DIRECTIVE 1:
Extract the passage of the employee theft article between "Management/Staff Strategies" and "the theft premeditated?", inclusive.

DOCUMENT TEXT:

Employee Theft: The Big and Little of It

Management/Staff Strategies

By Allen F. Weitzel

Anyone can steal. The secretary that makes personal copies on the copy machine. The manager who mails his household bills using company stamps. The VP who damages the video camera on his vacation. Personnel managers authorizing and taking salaries for fictitious workers. The parking employee borrowing five bucks for lunch. It's all about the degree of theft and the intention. What is the value of what was used, damaged or taken? Was the theft premeditated?

The FBI reports that employee theft losses exceed an estimated $4.9 billion annually, averaging $700 per offense. Experts estimate that 30 percent of employees steal, and 60 percent will steal if given sufficient motive. Just as there are different degrees of theft, there are also different kinds.

Employee theft

Employees steal for various reasons. They believe they are working hard and are not rewarded adequately. Employees see others stealing and believe that it is OK. When employees become angry over misunderstandings, revenge can lead to theft. Economic hard times may trigger dishonesty. Employees may take merchandise from storerooms. Workers may steal from other employees, taking purses from back rooms or stealing from another employee's cash drawer, so it appears the coworker is dishonest.

Maintenance theft

There are two types of maintenance theft. One is the employee who steals for profit. Be wary of the worker that enters other department areas to make repairs and then steals products during that process. The other scenario is employees who want supplies for their home projects. This is theft for convenience rather than profit. Purveyors and contractors also can steal, so be alert when they are on the property.

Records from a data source

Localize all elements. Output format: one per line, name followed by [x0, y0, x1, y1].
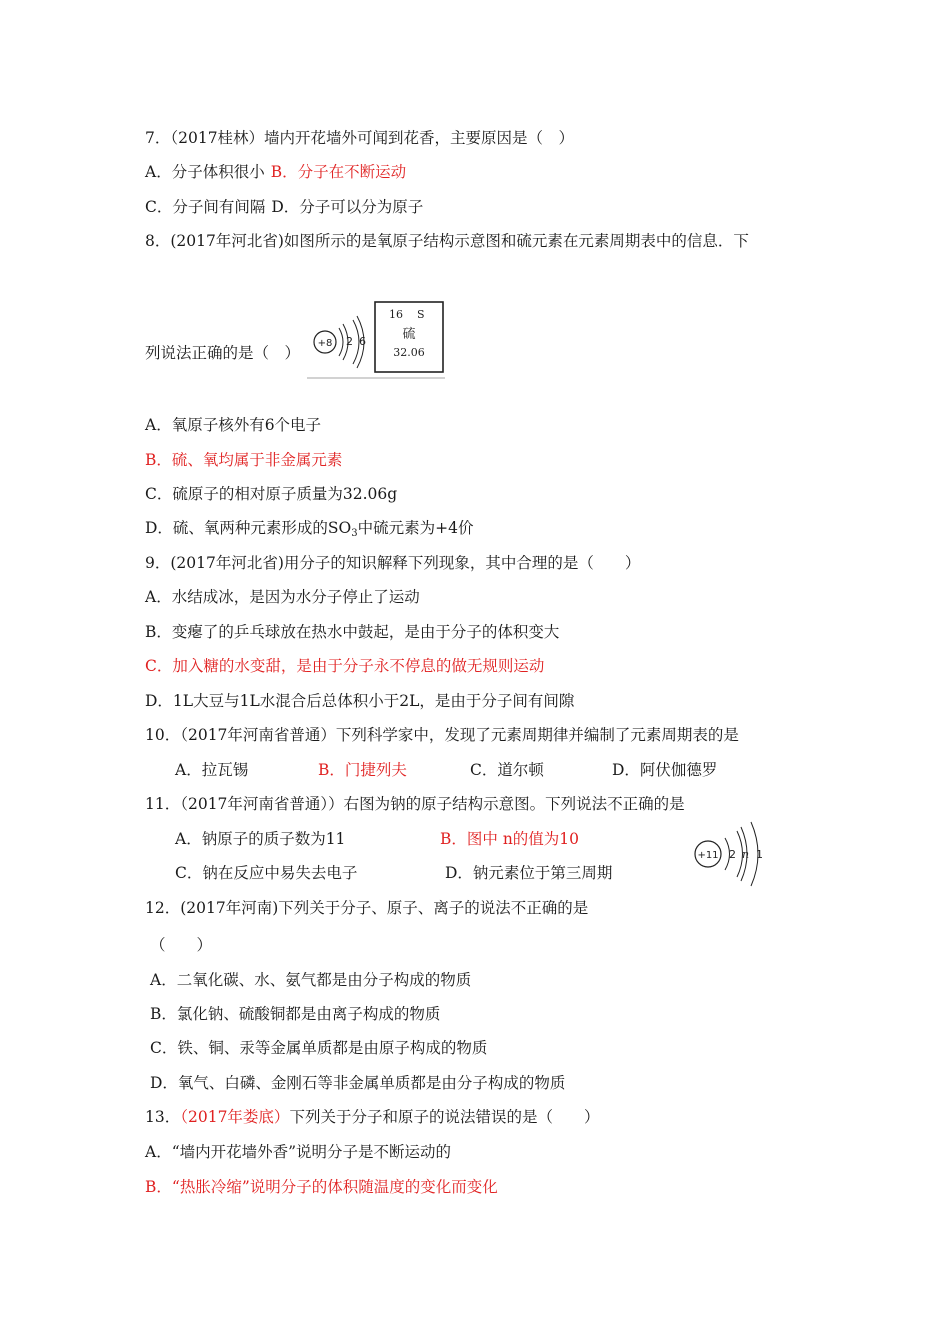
q13-source: （2017年娄底）	[180, 1108, 290, 1126]
q7-options-row1	[145, 162, 406, 182]
sodium-nucleus: +11	[697, 850, 719, 861]
q7-option-c: C．分子间有间隔	[145, 198, 266, 216]
q8-option-d-pre: D．硫、氧两种元素形成的SO	[145, 519, 352, 537]
sulfur-periodic-cell	[375, 302, 443, 372]
q13-option-a: A．“墙内开花墙外香”说明分子是不断运动的	[145, 1143, 452, 1161]
q11-stem: 11．（2017年河南省普通））右图为钠的原子结构示意图。下列说法不正确的是	[145, 795, 685, 813]
q11-option-c: C．钠在反应中易失去电子	[175, 864, 358, 882]
oxygen-nucleus: +8	[317, 338, 333, 349]
q11-option-b: B．图中 n的值为10	[440, 830, 580, 848]
q8-option-a: A．氧原子核外有6个电子	[145, 416, 322, 434]
q12-stem: 12．(2017年河南)下列关于分子、原子、离子的说法不正确的是	[145, 899, 589, 917]
sulfur-number: 16	[389, 308, 403, 321]
q8-option-c: C．硫原子的相对原子质量为32.06g	[145, 485, 398, 503]
q8-figure	[305, 300, 450, 382]
sodium-shell-3: 1	[756, 848, 763, 861]
sodium-shell-2: n	[742, 848, 750, 861]
q8-stem: 8．(2017年河北省)如图所示的是氧原子结构示意图和硫元素在元素周期表中的信息．下	[145, 232, 749, 250]
q10-option-d: D．阿伏伽德罗	[612, 761, 718, 779]
q12-option-d: D．氧气、白磷、金刚石等非金属单质都是由分子构成的物质	[150, 1074, 566, 1092]
oxygen-shell-2: 6	[359, 335, 366, 348]
sulfur-symbol: S	[417, 308, 425, 321]
q9-option-d: D．1L大豆与1L水混合后总体积小于2L，是由于分子间有间隙	[145, 692, 575, 710]
q7-options-row2	[145, 197, 423, 217]
oxygen-atom-diagram	[314, 316, 366, 368]
q11-option-a: A．钠原子的质子数为11	[175, 830, 346, 848]
q11-option-d: D．钠元素位于第三周期	[445, 864, 613, 882]
q9-stem: 9．(2017年河北省)用分子的知识解释下列现象，其中合理的是（ ）	[145, 554, 641, 572]
q9-option-c: C．加入糖的水变甜，是由于分子永不停息的做无规则运动	[145, 657, 545, 675]
q13-stem	[145, 1107, 599, 1127]
q7-stem: 7．（2017桂林）墙内开花墙外可闻到花香，主要原因是（ ）	[145, 129, 575, 147]
q13-option-b: B．“热胀冷缩”说明分子的体积随温度的变化而变化	[145, 1178, 498, 1196]
q8-option-d	[145, 518, 474, 544]
q7-option-a: A．分子体积很小	[145, 163, 265, 181]
q12-option-b: B．氯化钠、硫酸铜都是由离子构成的物质	[150, 1005, 441, 1023]
q10-option-b: B．门捷列夫	[318, 761, 407, 779]
q8-option-b: B．硫、氧均属于非金属元素	[145, 451, 343, 469]
q8-option-d-post: 中硫元素为+4价	[357, 519, 474, 537]
q12-paren: （ ）	[150, 936, 213, 954]
sodium-atom-diagram	[690, 818, 770, 890]
q7-option-b: B．分子在不断运动	[270, 163, 407, 181]
q10-option-a: A．拉瓦锡	[175, 761, 249, 779]
q9-option-b: B．变瘪了的乒乓球放在热水中鼓起，是由于分子的体积变大	[145, 623, 560, 641]
q10-option-c: C．道尔顿	[470, 761, 544, 779]
q12-option-c: C．铁、铜、汞等金属单质都是由原子构成的物质	[150, 1039, 488, 1057]
q13-stem-rest: 下列关于分子和原子的说法错误的是（ ）	[289, 1108, 600, 1126]
q12-option-a: A．二氧化碳、水、氨气都是由分子构成的物质	[150, 971, 472, 989]
sulfur-name: 硫	[402, 327, 416, 342]
q10-stem: 10．（2017年河南省普通）下列科学家中，发现了元素周期律并编制了元素周期表的是	[145, 726, 739, 744]
q8-stem-cont: 列说法正确的是（ ）	[145, 344, 301, 362]
sodium-shell-1: 2	[729, 848, 736, 861]
q7-option-d: D．分子可以分为原子	[271, 198, 424, 216]
oxygen-shell-1: 2	[346, 335, 353, 348]
q9-option-a: A．水结成冰，是因为水分子停止了运动	[145, 588, 420, 606]
q13-number: 13．	[145, 1108, 181, 1126]
sulfur-mass: 32.06	[393, 346, 425, 359]
q8-option-d-sub: 3	[351, 528, 358, 539]
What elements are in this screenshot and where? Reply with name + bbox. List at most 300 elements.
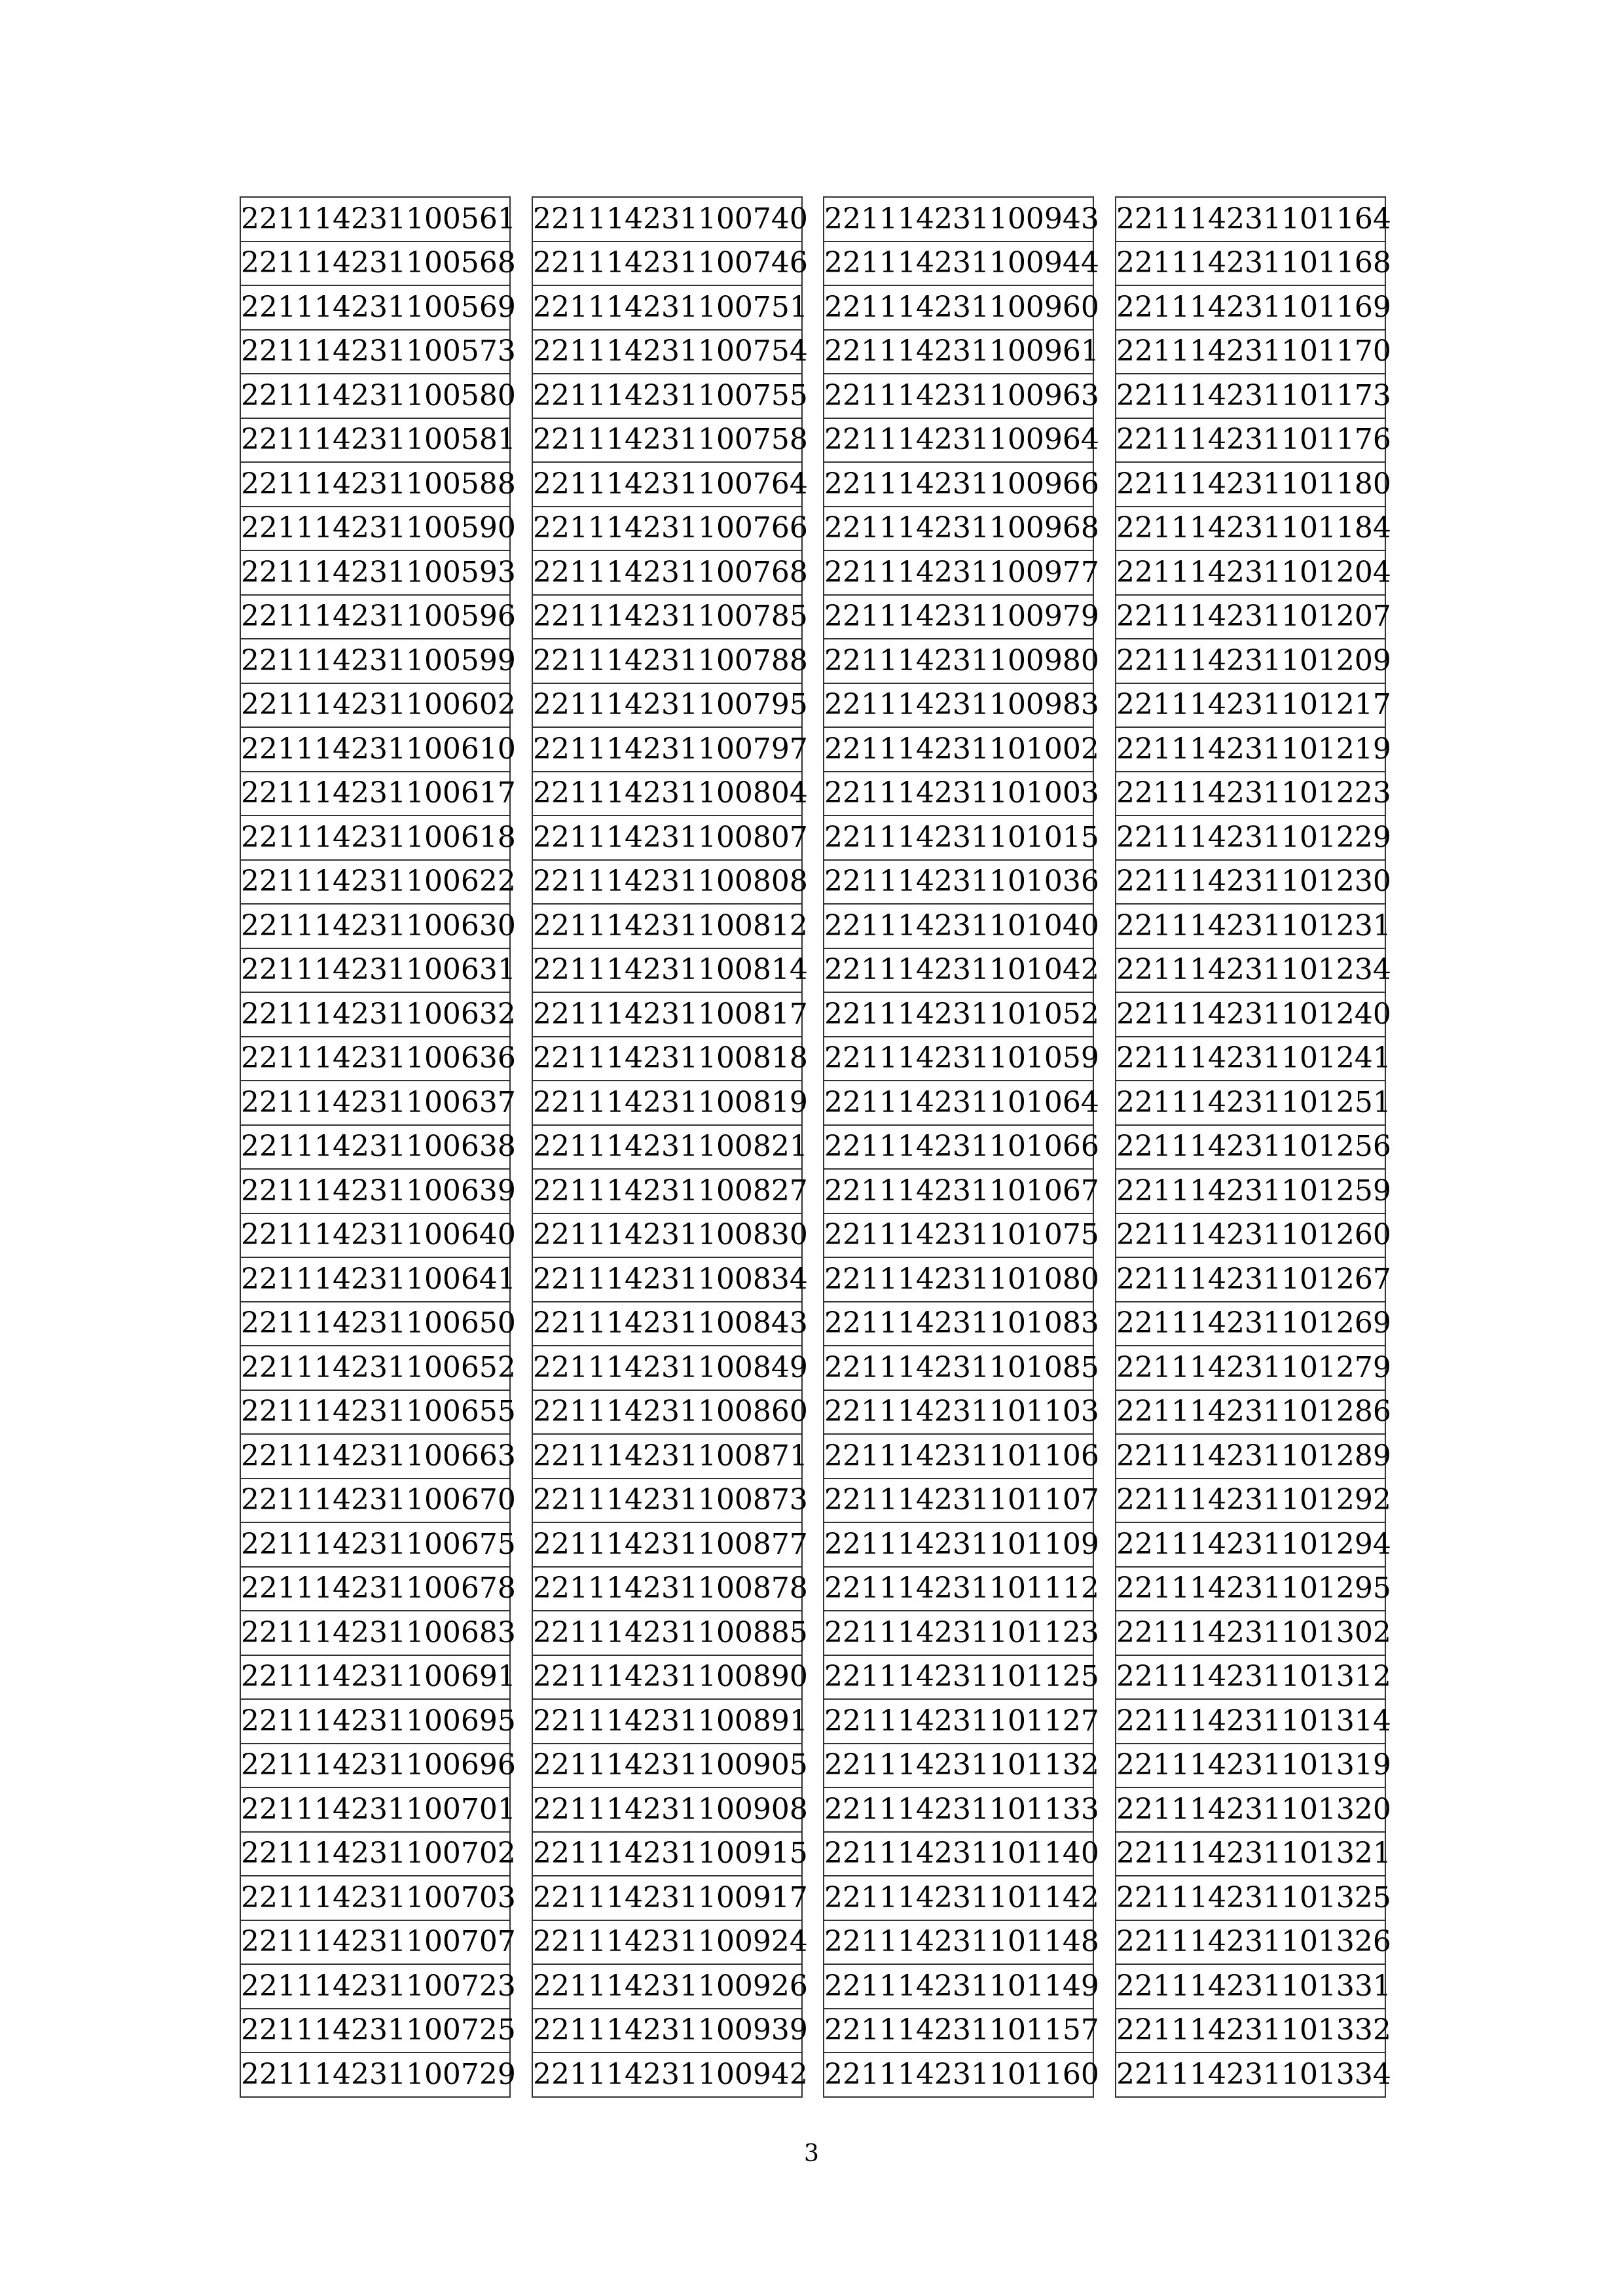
id-cell: 221114231100964: [824, 418, 1093, 463]
id-cell: 221114231100631: [240, 948, 510, 993]
id-cell: 221114231101059: [824, 1037, 1093, 1081]
id-cell: 221114231100622: [240, 860, 510, 905]
id-cell: 221114231101169: [1116, 285, 1385, 330]
id-cell: 221114231100758: [532, 418, 802, 463]
id-cell: 221114231101160: [824, 2053, 1093, 2097]
table-row: [824, 1169, 1093, 1213]
table-row: [824, 639, 1093, 683]
table-row: [532, 595, 802, 639]
table-row: [240, 1169, 510, 1213]
table-row: [824, 374, 1093, 418]
table-row: [240, 904, 510, 948]
table-row: [824, 1257, 1093, 1302]
table-row: [824, 330, 1093, 374]
id-cell: 221114231100630: [240, 904, 510, 948]
table-row: [1116, 860, 1385, 905]
table-row: [240, 1213, 510, 1258]
table-row: [240, 1390, 510, 1435]
table-row: [240, 1744, 510, 1788]
table-row: [240, 992, 510, 1037]
table-row: [240, 1567, 510, 1611]
id-cell: 221114231101334: [1116, 2053, 1385, 2097]
id-cell: 221114231101207: [1116, 595, 1385, 639]
table-row: [1116, 595, 1385, 639]
id-cell: 221114231101064: [824, 1081, 1093, 1125]
id-cell: 221114231100926: [532, 1964, 802, 2009]
table-row: [240, 639, 510, 683]
id-cell: 221114231101164: [1116, 197, 1385, 242]
id-cell: 221114231100877: [532, 1522, 802, 1567]
table-row: [824, 772, 1093, 816]
id-cell: 221114231101015: [824, 816, 1093, 860]
table-row: [532, 1920, 802, 1965]
id-cell: 221114231100812: [532, 904, 802, 948]
table-row: [824, 1302, 1093, 1346]
id-cell: 221114231100885: [532, 1611, 802, 1655]
id-cell: 221114231100703: [240, 1876, 510, 1920]
table-row: [240, 860, 510, 905]
table-row: [240, 242, 510, 286]
table-row: [532, 1964, 802, 2009]
id-cell: 221114231100639: [240, 1169, 510, 1213]
id-cell: 221114231100670: [240, 1479, 510, 1523]
table-row: [1116, 639, 1385, 683]
id-cell: 221114231100797: [532, 727, 802, 772]
id-cell: 221114231101173: [1116, 374, 1385, 418]
id-cell: 221114231100807: [532, 816, 802, 860]
id-table-column-4: [1115, 196, 1391, 2098]
table-row: [824, 1876, 1093, 1920]
id-cell: 221114231100878: [532, 1567, 802, 1611]
table-row: [240, 1964, 510, 2009]
table-row: [824, 860, 1093, 905]
id-cell: 221114231100569: [240, 285, 510, 330]
table-row: [532, 374, 802, 418]
table-row: [532, 1434, 802, 1479]
id-cell: 221114231101123: [824, 1611, 1093, 1655]
table-row: [824, 507, 1093, 551]
id-cell: 221114231100830: [532, 1213, 802, 1258]
table-row: [532, 242, 802, 286]
table-row: [1116, 772, 1385, 816]
table-row: [240, 1611, 510, 1655]
id-cell: 221114231100764: [532, 462, 802, 507]
id-cell: 221114231100751: [532, 285, 802, 330]
table-row: [240, 2053, 510, 2097]
table-row: [532, 1081, 802, 1125]
id-cell: 221114231100961: [824, 330, 1093, 374]
table-row: [824, 1346, 1093, 1390]
table-row: [532, 1787, 802, 1832]
table-row: [532, 860, 802, 905]
table-row: [1116, 1479, 1385, 1523]
table-row: [240, 1522, 510, 1567]
id-cell: 221114231101260: [1116, 1213, 1385, 1258]
table-row: [1116, 1876, 1385, 1920]
id-cell: 221114231100834: [532, 1257, 802, 1302]
id-cell: 221114231101112: [824, 1567, 1093, 1611]
table-row: [824, 1567, 1093, 1611]
id-cell: 221114231101292: [1116, 1479, 1385, 1523]
table-row: [532, 1832, 802, 1876]
table-row: [1116, 1920, 1385, 1965]
table-row: [240, 197, 510, 242]
id-cell: 221114231100746: [532, 242, 802, 286]
table-row: [824, 1125, 1093, 1170]
table-row: [1116, 2009, 1385, 2053]
table-row: [240, 1832, 510, 1876]
id-cell: 221114231100905: [532, 1744, 802, 1788]
id-cell: 221114231100573: [240, 330, 510, 374]
table-row: [240, 1434, 510, 1479]
id-cell: 221114231100568: [240, 242, 510, 286]
table-row: [532, 992, 802, 1037]
id-cell: 221114231101180: [1116, 462, 1385, 507]
table-row: [532, 1479, 802, 1523]
table-row: [532, 772, 802, 816]
id-cell: 221114231100980: [824, 639, 1093, 683]
id-cell: 221114231101168: [1116, 242, 1385, 286]
id-cell: 221114231101170: [1116, 330, 1385, 374]
id-cell: 221114231100968: [824, 507, 1093, 551]
id-cell: 221114231100788: [532, 639, 802, 683]
id-table-column-2: [532, 196, 808, 2098]
id-cell: 221114231100983: [824, 683, 1093, 728]
id-cell: 221114231100641: [240, 1257, 510, 1302]
table-row: [1116, 2053, 1385, 2097]
id-cell: 221114231101326: [1116, 1920, 1385, 1965]
id-cell: 221114231101149: [824, 1964, 1093, 2009]
id-cell: 221114231101085: [824, 1346, 1093, 1390]
table-row: [824, 1964, 1093, 2009]
table-row: [240, 1257, 510, 1302]
id-cell: 221114231101332: [1116, 2009, 1385, 2053]
table-row: [824, 816, 1093, 860]
id-cell: 221114231101219: [1116, 727, 1385, 772]
id-cell: 221114231100819: [532, 1081, 802, 1125]
table-row: [532, 1744, 802, 1788]
id-cell: 221114231101142: [824, 1876, 1093, 1920]
table-row: [1116, 330, 1385, 374]
id-cell: 221114231100873: [532, 1479, 802, 1523]
table-row: [532, 727, 802, 772]
id-cell: 221114231100702: [240, 1832, 510, 1876]
id-cell: 221114231101269: [1116, 1302, 1385, 1346]
id-cell: 221114231101289: [1116, 1434, 1385, 1479]
table-row: [532, 550, 802, 595]
table-row: [1116, 948, 1385, 993]
id-cell: 221114231101321: [1116, 1832, 1385, 1876]
id-cell: 221114231101240: [1116, 992, 1385, 1037]
id-cell: 221114231101241: [1116, 1037, 1385, 1081]
table-row: [532, 1125, 802, 1170]
table-row: [1116, 1655, 1385, 1700]
table-row: [824, 992, 1093, 1037]
id-cell: 221114231101140: [824, 1832, 1093, 1876]
table-row: [1116, 1522, 1385, 1567]
id-cell: 221114231100755: [532, 374, 802, 418]
table-row: [1116, 904, 1385, 948]
table-row: [1116, 683, 1385, 728]
table-row: [824, 1832, 1093, 1876]
id-cell: 221114231101103: [824, 1390, 1093, 1435]
id-cell: 221114231101209: [1116, 639, 1385, 683]
table-row: [1116, 1699, 1385, 1744]
id-cell: 221114231100891: [532, 1699, 802, 1744]
id-cell: 221114231100610: [240, 727, 510, 772]
id-cell: 221114231100943: [824, 197, 1093, 242]
id-cell: 221114231101109: [824, 1522, 1093, 1567]
table-row: [532, 904, 802, 948]
table-row: [824, 1390, 1093, 1435]
id-cell: 221114231100942: [532, 2053, 802, 2097]
id-cell: 221114231100860: [532, 1390, 802, 1435]
id-cell: 221114231101184: [1116, 507, 1385, 551]
id-cell: 221114231100818: [532, 1037, 802, 1081]
id-cell: 221114231100924: [532, 1920, 802, 1965]
id-cell: 221114231100691: [240, 1655, 510, 1700]
id-cell: 221114231101319: [1116, 1744, 1385, 1788]
id-cell: 221114231100695: [240, 1699, 510, 1744]
id-cell: 221114231101066: [824, 1125, 1093, 1170]
table-row: [1116, 1434, 1385, 1479]
table-row: [240, 1920, 510, 1965]
table-row: [532, 1037, 802, 1081]
table-row: [240, 1125, 510, 1170]
table-row: [1116, 285, 1385, 330]
id-cell: 221114231101075: [824, 1213, 1093, 1258]
table-row: [1116, 1390, 1385, 1435]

DIRECTIVE 2:
In the listing, rewrite the lines between the ones holding "id-cell: 221114231100964: [824, 418, 1093, 463]" and "id-cell: 221114231100758: [532, 418, 802, 463]", inclusive, replacing "id-cell" with "row-id" and leaving everything else unchanged. Return only those lines.

WRITTEN RESPONSE 1:
Management/Staff Strategies

By Allen F. Weitzel

Anyone can steal. The secretary that makes personal copies on the copy machine. The manager who mails his household bills using company stamps. The VP who damages the video camera on his vacation. Personnel managers authorizing and taking salaries for fictitious workers. The parking employee borrowing five bucks for lunch. It's all about the degree of theft and the intention. What is the value of what was used, damaged or taken? Was the theft premeditated?

WRITTEN RESPONSE 2:
row-id: 221114231100964: [824, 418, 1093, 463]
row-id: 221114231100631: [240, 948, 510, 993]
row-id: 221114231101059: [824, 1037, 1093, 1081]
row-id: 221114231100622: [240, 860, 510, 905]
row-id: 221114231101169: [1116, 285, 1385, 330]
row-id: 221114231100758: [532, 418, 802, 463]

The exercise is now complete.